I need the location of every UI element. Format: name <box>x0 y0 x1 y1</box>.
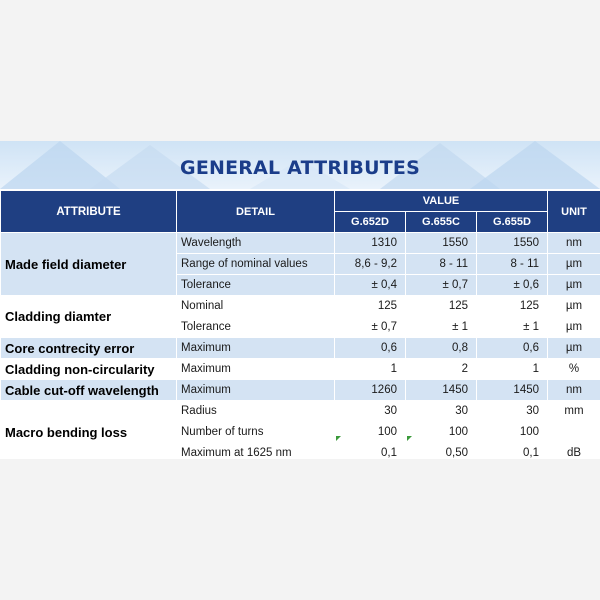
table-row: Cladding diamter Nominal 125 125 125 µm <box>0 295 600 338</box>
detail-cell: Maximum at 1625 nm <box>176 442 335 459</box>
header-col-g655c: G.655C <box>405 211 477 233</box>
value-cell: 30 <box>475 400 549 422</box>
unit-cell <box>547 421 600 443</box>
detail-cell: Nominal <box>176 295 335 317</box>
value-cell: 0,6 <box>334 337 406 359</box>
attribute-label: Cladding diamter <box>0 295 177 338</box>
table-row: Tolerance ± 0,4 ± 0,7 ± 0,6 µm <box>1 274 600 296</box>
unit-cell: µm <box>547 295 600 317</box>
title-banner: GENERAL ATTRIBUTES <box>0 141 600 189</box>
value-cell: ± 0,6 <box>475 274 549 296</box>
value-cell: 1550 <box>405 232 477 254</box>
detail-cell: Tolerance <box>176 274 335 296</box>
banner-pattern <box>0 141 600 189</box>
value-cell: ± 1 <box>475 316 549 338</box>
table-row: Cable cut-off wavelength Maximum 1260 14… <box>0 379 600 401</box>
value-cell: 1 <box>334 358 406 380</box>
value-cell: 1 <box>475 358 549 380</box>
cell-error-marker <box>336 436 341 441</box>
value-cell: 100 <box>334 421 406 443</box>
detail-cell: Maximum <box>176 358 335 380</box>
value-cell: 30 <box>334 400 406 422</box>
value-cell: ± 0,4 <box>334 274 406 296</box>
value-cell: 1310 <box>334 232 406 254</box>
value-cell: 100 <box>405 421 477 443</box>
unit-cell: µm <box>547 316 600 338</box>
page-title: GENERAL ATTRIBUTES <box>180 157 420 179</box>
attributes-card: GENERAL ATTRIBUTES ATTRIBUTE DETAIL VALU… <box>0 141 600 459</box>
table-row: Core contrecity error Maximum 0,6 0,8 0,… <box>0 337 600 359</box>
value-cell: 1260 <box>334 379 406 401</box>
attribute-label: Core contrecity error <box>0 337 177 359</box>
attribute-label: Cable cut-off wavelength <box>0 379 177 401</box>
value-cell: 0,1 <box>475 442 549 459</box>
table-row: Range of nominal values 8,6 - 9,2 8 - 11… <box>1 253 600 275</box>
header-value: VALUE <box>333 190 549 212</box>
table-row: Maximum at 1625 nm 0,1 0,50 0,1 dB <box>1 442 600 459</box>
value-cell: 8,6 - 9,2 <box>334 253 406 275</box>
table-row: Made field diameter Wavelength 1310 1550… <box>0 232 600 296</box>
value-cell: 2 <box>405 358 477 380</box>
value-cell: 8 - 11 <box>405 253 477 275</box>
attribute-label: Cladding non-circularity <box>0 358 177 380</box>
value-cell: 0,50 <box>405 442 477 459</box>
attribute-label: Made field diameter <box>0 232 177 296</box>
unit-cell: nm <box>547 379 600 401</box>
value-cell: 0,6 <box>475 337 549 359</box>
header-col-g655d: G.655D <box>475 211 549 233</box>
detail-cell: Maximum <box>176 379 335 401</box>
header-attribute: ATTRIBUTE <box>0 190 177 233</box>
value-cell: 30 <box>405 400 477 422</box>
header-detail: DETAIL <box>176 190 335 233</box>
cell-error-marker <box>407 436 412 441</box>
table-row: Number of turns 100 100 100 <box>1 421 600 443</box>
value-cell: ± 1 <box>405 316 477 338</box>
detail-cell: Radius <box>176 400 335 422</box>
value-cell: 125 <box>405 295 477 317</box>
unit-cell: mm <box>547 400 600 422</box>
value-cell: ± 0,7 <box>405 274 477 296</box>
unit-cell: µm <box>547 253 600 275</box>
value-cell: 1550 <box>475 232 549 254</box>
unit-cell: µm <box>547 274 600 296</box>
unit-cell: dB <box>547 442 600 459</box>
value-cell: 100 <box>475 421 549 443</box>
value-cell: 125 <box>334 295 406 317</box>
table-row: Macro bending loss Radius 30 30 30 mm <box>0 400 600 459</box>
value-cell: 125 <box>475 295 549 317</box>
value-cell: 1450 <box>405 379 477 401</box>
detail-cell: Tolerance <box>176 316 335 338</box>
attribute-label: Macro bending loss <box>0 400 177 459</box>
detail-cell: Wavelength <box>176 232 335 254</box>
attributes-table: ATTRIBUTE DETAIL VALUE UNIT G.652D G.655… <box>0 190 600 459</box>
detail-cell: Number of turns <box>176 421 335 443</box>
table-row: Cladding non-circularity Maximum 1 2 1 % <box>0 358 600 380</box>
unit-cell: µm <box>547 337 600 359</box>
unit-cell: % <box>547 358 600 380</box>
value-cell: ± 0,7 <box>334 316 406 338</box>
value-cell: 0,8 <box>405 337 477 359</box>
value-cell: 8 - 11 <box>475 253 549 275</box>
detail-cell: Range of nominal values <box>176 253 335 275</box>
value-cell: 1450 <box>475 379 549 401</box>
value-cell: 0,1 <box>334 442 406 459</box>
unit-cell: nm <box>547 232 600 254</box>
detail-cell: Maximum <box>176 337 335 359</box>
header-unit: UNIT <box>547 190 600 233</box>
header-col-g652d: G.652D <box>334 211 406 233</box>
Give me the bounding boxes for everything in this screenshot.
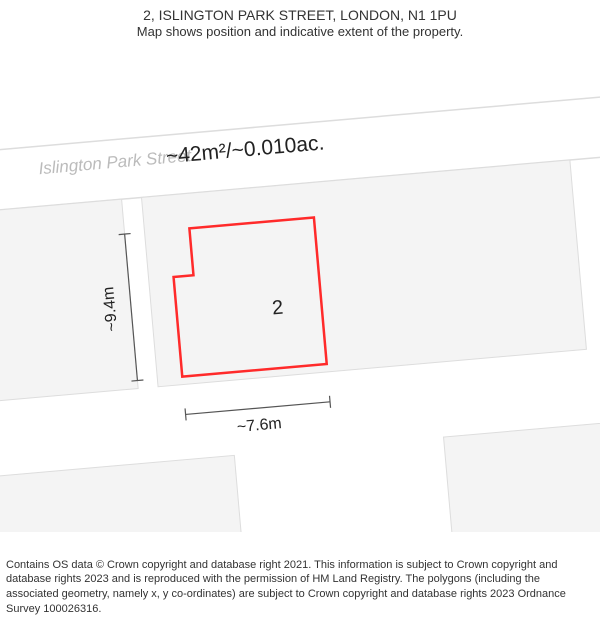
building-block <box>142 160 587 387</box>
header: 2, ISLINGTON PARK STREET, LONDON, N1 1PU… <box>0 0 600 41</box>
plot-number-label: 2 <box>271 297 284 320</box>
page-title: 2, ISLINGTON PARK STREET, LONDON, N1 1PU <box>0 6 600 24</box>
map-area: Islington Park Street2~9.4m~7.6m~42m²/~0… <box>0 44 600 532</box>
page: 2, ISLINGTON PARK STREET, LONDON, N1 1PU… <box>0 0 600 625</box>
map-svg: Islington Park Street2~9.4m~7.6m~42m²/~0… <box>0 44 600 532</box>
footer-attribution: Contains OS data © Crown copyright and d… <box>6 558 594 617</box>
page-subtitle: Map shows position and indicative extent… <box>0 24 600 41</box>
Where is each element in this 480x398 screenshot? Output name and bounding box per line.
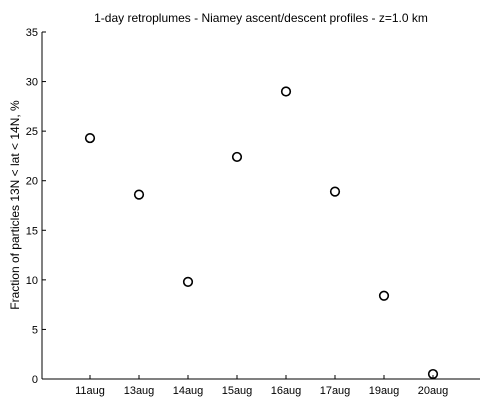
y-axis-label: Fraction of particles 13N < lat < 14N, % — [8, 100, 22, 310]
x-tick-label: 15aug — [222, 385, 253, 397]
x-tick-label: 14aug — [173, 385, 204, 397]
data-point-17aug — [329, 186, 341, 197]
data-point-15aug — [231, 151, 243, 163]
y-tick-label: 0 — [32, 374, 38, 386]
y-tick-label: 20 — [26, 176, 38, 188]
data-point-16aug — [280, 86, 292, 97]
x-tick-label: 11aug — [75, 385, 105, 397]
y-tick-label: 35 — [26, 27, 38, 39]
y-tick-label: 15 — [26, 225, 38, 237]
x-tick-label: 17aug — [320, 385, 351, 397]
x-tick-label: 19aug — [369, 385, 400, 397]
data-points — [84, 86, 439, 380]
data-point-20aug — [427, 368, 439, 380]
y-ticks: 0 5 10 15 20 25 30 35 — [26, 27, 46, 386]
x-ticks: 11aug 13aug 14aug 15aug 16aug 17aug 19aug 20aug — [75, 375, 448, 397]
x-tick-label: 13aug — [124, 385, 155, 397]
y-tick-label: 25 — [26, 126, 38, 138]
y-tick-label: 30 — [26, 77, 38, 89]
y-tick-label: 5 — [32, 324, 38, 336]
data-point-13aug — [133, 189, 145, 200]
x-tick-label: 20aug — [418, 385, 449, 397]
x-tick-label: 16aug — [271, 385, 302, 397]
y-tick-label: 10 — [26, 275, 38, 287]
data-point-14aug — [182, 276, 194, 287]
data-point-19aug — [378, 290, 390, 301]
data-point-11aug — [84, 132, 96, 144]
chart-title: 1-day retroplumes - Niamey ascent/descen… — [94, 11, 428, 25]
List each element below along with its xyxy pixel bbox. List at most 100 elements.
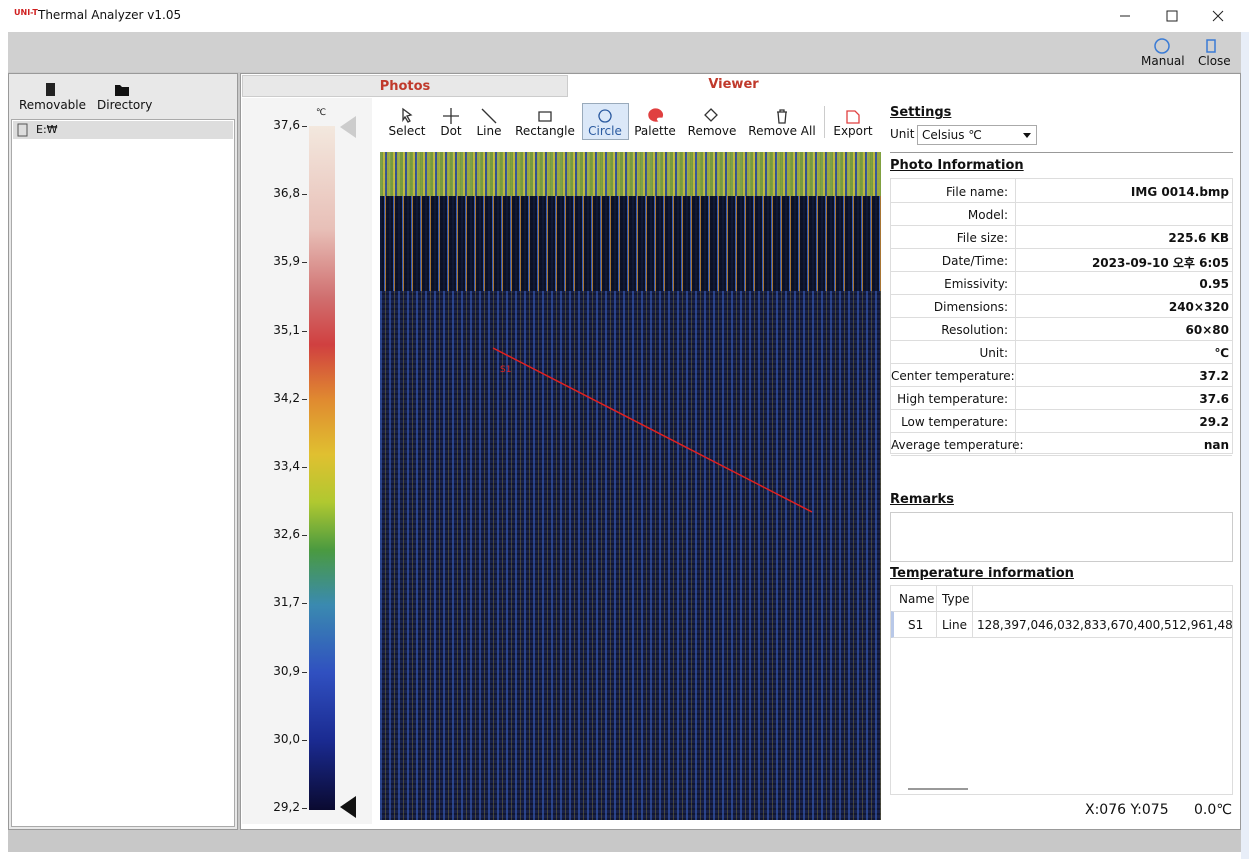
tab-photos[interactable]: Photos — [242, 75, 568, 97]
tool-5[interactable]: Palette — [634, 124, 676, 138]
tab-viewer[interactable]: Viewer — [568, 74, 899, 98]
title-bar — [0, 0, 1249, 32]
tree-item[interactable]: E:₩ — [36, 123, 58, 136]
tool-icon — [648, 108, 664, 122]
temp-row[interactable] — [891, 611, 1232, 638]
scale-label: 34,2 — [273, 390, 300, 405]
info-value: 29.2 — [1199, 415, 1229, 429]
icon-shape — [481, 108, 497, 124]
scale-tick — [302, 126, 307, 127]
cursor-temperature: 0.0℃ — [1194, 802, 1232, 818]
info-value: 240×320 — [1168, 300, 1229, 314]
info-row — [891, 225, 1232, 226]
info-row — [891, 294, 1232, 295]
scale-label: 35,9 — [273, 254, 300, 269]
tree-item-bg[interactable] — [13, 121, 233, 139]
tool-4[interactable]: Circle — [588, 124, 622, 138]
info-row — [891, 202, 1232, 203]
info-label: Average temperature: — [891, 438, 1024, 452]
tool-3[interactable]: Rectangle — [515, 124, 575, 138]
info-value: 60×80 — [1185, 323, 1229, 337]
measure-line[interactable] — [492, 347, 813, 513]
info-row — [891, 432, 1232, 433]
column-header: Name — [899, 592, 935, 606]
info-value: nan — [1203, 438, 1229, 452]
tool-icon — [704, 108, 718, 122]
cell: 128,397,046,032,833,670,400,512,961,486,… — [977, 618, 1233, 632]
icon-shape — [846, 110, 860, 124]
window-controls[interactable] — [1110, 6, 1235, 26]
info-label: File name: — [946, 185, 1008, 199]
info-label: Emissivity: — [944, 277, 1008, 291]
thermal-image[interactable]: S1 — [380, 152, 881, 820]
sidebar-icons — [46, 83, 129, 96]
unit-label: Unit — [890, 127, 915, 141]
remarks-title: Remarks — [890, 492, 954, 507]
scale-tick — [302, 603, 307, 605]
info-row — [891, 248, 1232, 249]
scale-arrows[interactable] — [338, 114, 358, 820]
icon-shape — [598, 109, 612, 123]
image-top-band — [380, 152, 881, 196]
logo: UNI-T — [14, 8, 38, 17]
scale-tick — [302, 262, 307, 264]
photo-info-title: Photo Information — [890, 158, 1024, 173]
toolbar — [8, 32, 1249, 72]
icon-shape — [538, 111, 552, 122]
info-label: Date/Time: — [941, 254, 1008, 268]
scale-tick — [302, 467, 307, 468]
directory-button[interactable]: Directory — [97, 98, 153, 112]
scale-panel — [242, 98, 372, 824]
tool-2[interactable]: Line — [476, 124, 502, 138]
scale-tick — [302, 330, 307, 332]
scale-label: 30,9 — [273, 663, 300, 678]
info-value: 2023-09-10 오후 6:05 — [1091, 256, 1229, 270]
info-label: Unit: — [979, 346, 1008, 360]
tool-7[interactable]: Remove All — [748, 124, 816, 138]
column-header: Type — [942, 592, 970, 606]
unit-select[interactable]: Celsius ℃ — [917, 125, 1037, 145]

YOUR INSTRUCTIONS: Copy out the rows starting at the line containing "y-axis-label: Fraction of" and ending at the line containing "x-tick-label: 19aug — [369, 385, 400, 397]", with both of those lines included, reproducing each one unchanged.

RESPONSE TO THE EXERCISE:
y-axis-label: Fraction of particles 13N < lat < 14N, % — [8, 100, 22, 310]
x-tick-label: 15aug — [222, 385, 253, 397]
x-tick-label: 14aug — [173, 385, 204, 397]
data-point-17aug — [329, 186, 341, 197]
data-point-15aug — [231, 151, 243, 163]
y-tick-label: 0 — [32, 374, 38, 386]
y-tick-label: 20 — [26, 176, 38, 188]
data-point-16aug — [280, 86, 292, 97]
x-tick-label: 11aug — [75, 385, 105, 397]
y-tick-label: 35 — [26, 27, 38, 39]
y-tick-label: 15 — [26, 225, 38, 237]
x-tick-label: 17aug — [320, 385, 351, 397]
x-tick-label: 19aug — [369, 385, 400, 397]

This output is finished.